[Start of DATASET ROWS]
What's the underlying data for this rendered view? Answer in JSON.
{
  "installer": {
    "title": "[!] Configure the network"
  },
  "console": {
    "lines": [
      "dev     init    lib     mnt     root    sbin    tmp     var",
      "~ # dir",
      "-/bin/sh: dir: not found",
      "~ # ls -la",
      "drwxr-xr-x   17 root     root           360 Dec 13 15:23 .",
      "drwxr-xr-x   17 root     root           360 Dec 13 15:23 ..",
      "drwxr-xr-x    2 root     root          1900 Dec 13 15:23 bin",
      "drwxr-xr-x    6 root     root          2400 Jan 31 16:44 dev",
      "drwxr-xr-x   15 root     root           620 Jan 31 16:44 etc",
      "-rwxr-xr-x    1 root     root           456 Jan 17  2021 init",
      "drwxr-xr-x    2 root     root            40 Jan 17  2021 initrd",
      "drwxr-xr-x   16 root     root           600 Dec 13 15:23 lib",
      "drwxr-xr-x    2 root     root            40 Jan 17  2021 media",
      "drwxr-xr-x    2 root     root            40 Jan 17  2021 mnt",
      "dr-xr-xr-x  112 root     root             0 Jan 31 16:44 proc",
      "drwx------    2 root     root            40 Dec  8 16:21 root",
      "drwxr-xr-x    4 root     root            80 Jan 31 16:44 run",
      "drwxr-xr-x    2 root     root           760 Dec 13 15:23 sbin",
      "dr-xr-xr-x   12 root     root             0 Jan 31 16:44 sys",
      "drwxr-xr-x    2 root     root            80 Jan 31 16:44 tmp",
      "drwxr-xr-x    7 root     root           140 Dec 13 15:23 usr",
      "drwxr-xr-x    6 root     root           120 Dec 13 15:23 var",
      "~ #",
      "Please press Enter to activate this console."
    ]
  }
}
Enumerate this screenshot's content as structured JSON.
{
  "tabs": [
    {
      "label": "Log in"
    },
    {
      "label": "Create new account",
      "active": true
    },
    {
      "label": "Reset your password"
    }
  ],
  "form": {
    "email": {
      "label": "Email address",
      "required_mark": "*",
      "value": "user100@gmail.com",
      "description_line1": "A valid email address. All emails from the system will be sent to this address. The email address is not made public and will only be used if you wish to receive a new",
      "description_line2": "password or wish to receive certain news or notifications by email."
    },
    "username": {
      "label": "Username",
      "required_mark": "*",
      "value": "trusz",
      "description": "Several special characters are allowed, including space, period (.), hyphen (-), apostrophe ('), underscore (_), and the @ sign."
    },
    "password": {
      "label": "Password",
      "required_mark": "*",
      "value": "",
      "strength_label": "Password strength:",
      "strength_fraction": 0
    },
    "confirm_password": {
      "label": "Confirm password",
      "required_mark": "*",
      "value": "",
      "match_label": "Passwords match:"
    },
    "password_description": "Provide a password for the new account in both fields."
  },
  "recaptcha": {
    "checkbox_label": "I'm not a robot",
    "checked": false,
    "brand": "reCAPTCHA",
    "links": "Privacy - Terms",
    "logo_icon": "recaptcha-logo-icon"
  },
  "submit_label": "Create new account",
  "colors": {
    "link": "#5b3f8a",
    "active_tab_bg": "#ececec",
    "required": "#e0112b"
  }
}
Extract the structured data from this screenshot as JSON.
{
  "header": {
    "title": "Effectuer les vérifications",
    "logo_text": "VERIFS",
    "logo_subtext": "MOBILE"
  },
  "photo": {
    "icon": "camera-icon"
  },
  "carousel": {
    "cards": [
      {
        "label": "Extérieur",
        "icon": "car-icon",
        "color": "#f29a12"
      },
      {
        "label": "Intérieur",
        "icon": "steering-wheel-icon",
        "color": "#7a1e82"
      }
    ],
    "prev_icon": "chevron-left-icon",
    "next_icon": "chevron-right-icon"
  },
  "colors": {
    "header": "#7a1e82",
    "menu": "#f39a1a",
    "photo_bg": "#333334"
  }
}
[End of DATASET ROWS]
DIRECTIVE: Output all of the data again, exactly.

ANSWER TO THIS EXERCISE:
What's the underlying data for this rendered view? Answer in JSON.
{
  "installer": {
    "title": "[!] Configure the network"
  },
  "console": {
    "lines": [
      "dev     init    lib     mnt     root    sbin    tmp     var",
      "~ # dir",
      "-/bin/sh: dir: not found",
      "~ # ls -la",
      "drwxr-xr-x   17 root     root           360 Dec 13 15:23 .",
      "drwxr-xr-x   17 root     root           360 Dec 13 15:23 ..",
      "drwxr-xr-x    2 root     root          1900 Dec 13 15:23 bin",
      "drwxr-xr-x    6 root     root          2400 Jan 31 16:44 dev",
      "drwxr-xr-x   15 root     root           620 Jan 31 16:44 etc",
      "-rwxr-xr-x    1 root     root           456 Jan 17  2021 init",
      "drwxr-xr-x    2 root     root            40 Jan 17  2021 initrd",
      "drwxr-xr-x   16 root     root           600 Dec 13 15:23 lib",
      "drwxr-xr-x    2 root     root            40 Jan 17  2021 media",
      "drwxr-xr-x    2 root     root            40 Jan 17  2021 mnt",
      "dr-xr-xr-x  112 root     root             0 Jan 31 16:44 proc",
      "drwx------    2 root     root            40 Dec  8 16:21 root",
      "drwxr-xr-x    4 root     root            80 Jan 31 16:44 run",
      "drwxr-xr-x    2 root     root           760 Dec 13 15:23 sbin",
      "dr-xr-xr-x   12 root     root             0 Jan 31 16:44 sys",
      "drwxr-xr-x    2 root     root            80 Jan 31 16:44 tmp",
      "drwxr-xr-x    7 root     root           140 Dec 13 15:23 usr",
      "drwxr-xr-x    6 root     root           120 Dec 13 15:23 var",
      "~ #",
      "Please press Enter to activate this console."
    ]
  }
}
Enumerate this screenshot's content as structured JSON.
{
  "tabs": [
    {
      "label": "Log in"
    },
    {
      "label": "Create new account",
      "active": true
    },
    {
      "label": "Reset your password"
    }
  ],
  "form": {
    "email": {
      "label": "Email address",
      "required_mark": "*",
      "value": "user100@gmail.com",
      "description_line1": "A valid email address. All emails from the system will be sent to this address. The email address is not made public and will only be used if you wish to receive a new",
      "description_line2": "password or wish to receive certain news or notifications by email."
    },
    "username": {
      "label": "Username",
      "required_mark": "*",
      "value": "trusz",
      "description": "Several special characters are allowed, including space, period (.), hyphen (-), apostrophe ('), underscore (_), and the @ sign."
    },
    "password": {
      "label": "Password",
      "required_mark": "*",
      "value": "",
      "strength_label": "Password strength:",
      "strength_fraction": 0
    },
    "confirm_password": {
      "label": "Confirm password",
      "required_mark": "*",
      "value": "",
      "match_label": "Passwords match:"
    },
    "password_description": "Provide a password for the new account in both fields."
  },
  "recaptcha": {
    "checkbox_label": "I'm not a robot",
    "checked": false,
    "brand": "reCAPTCHA",
    "links": "Privacy - Terms",
    "logo_icon": "recaptcha-logo-icon"
  },
  "submit_label": "Create new account",
  "colors": {
    "link": "#5b3f8a",
    "active_tab_bg": "#ececec",
    "required": "#e0112b"
  }
}
Extract the structured data from this screenshot as JSON.
{
  "header": {
    "title": "Effectuer les vérifications",
    "logo_text": "VERIFS",
    "logo_subtext": "MOBILE"
  },
  "photo": {
    "icon": "camera-icon"
  },
  "carousel": {
    "cards": [
      {
        "label": "Extérieur",
        "icon": "car-icon",
        "color": "#f29a12"
      },
      {
        "label": "Intérieur",
        "icon": "steering-wheel-icon",
        "color": "#7a1e82"
      }
    ],
    "prev_icon": "chevron-left-icon",
    "next_icon": "chevron-right-icon"
  },
  "colors": {
    "header": "#7a1e82",
    "menu": "#f39a1a",
    "photo_bg": "#333334"
  }
}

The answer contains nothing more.